══ Task material ══

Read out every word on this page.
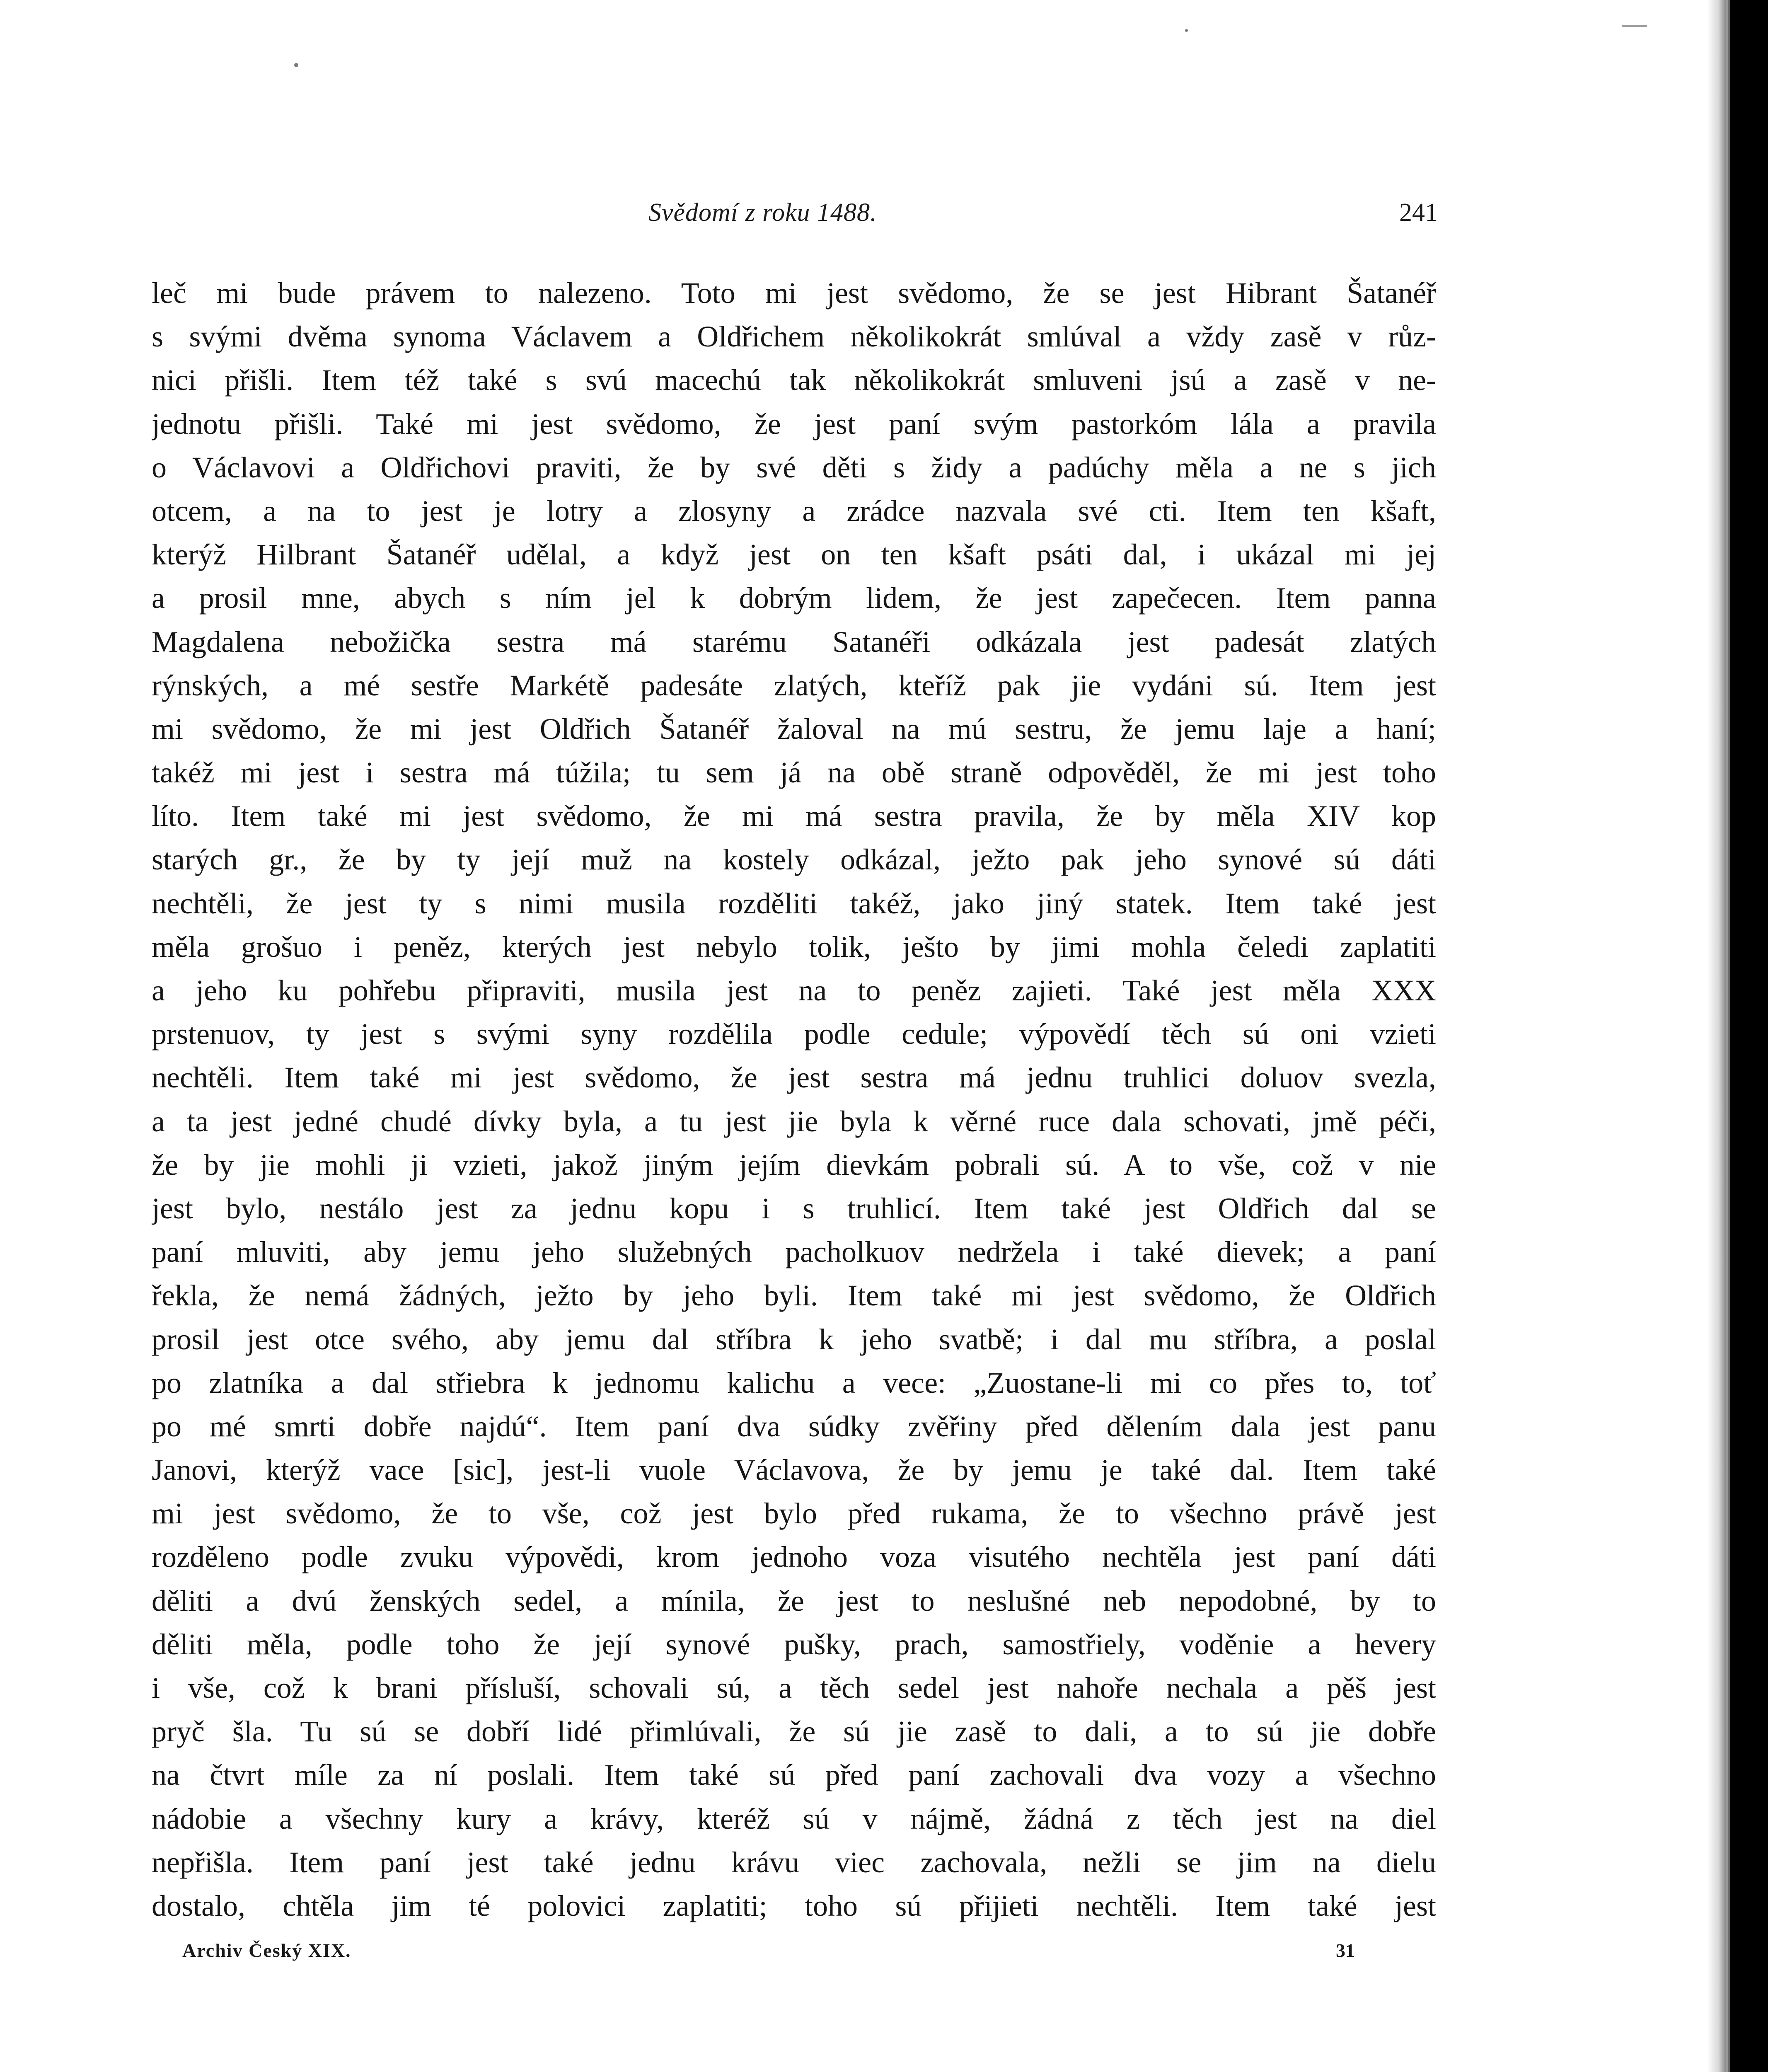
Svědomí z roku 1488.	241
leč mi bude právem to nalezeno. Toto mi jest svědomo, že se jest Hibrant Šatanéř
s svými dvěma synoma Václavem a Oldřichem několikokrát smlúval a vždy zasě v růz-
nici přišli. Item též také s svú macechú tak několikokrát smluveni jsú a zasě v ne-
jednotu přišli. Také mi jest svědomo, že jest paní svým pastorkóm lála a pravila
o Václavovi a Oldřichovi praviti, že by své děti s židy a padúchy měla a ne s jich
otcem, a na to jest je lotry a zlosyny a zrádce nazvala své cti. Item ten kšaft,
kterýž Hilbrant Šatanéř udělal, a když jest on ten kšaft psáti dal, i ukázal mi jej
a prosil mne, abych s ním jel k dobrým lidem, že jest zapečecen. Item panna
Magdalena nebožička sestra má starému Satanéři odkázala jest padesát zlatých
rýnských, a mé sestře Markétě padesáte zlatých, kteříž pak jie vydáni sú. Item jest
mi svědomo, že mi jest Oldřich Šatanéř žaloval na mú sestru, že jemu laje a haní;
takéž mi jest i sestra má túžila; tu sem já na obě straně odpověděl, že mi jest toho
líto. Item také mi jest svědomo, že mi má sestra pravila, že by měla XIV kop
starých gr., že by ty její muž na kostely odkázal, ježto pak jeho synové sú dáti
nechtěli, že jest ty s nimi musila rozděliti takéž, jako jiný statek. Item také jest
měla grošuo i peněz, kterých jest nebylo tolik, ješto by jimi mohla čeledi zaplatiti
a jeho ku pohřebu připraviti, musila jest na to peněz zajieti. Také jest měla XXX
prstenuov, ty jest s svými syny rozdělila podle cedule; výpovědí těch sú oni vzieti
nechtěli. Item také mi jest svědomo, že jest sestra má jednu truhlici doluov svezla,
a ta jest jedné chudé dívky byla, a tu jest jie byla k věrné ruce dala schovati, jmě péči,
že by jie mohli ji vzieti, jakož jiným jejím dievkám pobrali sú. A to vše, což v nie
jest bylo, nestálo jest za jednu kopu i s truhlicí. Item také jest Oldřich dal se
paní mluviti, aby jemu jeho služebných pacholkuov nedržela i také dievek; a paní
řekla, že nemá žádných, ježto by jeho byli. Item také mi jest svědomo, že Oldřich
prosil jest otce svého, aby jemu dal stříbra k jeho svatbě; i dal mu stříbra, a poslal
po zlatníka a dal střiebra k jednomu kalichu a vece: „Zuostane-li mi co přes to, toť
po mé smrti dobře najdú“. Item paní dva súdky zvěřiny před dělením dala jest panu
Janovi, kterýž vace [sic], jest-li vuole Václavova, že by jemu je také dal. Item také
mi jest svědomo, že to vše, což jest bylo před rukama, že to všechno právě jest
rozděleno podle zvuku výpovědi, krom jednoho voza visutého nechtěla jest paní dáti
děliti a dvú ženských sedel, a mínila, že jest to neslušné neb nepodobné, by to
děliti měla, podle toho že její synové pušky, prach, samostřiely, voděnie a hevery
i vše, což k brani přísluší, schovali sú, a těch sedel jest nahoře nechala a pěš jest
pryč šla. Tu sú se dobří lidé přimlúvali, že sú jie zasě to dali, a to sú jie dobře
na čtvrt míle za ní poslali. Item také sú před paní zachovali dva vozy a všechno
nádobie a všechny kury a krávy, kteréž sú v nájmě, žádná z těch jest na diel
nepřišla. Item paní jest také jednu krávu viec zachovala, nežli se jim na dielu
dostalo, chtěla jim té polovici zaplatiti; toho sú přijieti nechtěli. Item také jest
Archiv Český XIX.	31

═══
══ Task material ══

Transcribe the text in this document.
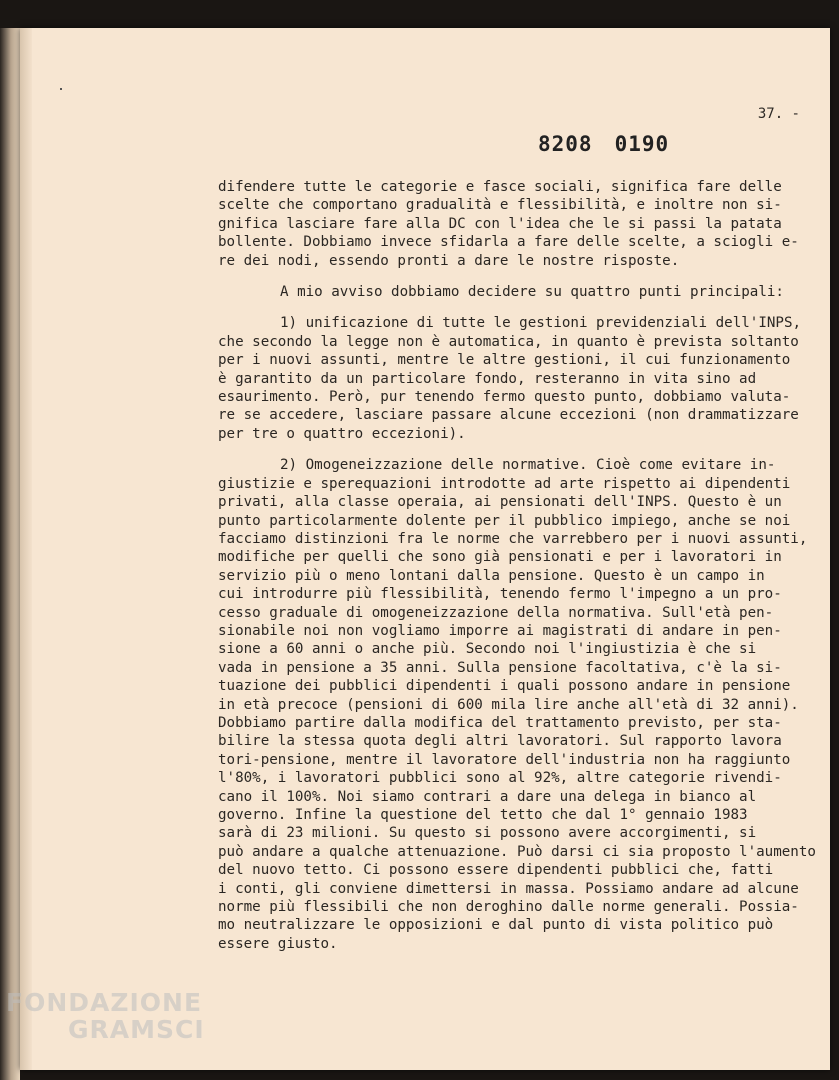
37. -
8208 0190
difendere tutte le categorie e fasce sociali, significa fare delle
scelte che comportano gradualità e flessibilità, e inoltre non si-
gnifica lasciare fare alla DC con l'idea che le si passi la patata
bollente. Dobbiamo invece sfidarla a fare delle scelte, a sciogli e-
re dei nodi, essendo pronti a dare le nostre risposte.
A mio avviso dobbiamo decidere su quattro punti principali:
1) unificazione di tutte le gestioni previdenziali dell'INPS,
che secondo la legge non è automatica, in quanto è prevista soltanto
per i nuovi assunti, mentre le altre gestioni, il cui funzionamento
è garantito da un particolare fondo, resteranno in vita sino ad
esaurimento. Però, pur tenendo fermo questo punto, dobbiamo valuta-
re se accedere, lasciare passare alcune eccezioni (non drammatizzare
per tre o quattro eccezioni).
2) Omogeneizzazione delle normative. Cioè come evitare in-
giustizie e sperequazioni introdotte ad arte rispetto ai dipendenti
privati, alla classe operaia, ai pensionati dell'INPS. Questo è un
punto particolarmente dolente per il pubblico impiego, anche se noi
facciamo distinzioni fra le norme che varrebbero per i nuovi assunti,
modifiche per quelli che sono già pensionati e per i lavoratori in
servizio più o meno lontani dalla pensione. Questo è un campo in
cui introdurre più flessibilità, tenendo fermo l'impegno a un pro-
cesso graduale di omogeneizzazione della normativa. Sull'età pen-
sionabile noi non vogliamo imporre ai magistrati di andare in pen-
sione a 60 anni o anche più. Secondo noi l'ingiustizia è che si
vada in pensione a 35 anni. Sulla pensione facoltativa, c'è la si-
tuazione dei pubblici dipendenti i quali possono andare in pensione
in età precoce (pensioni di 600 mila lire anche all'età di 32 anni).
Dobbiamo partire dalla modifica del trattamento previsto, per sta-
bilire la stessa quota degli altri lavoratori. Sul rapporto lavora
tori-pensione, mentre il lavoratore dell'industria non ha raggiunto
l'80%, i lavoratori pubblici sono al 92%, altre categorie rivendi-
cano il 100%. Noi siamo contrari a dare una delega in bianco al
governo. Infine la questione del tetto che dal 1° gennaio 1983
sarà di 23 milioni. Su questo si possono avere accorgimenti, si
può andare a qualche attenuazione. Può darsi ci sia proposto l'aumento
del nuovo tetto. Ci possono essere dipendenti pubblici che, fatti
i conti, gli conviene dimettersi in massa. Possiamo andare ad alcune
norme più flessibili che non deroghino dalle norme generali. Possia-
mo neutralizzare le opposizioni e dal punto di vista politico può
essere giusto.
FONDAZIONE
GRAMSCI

═══

» **What you will do**
From the entries, report each line that includes the word "Šatanéř".

» **The output**
leč mi bude právem to nalezeno. Toto mi jest svědomo, že se jest Hibrant Šatanéř
kterýž Hilbrant Šatanéř udělal, a když jest on ten kšaft psáti dal, i ukázal mi jej
mi svědomo, že mi jest Oldřich Šatanéř žaloval na mú sestru, že jemu laje a haní;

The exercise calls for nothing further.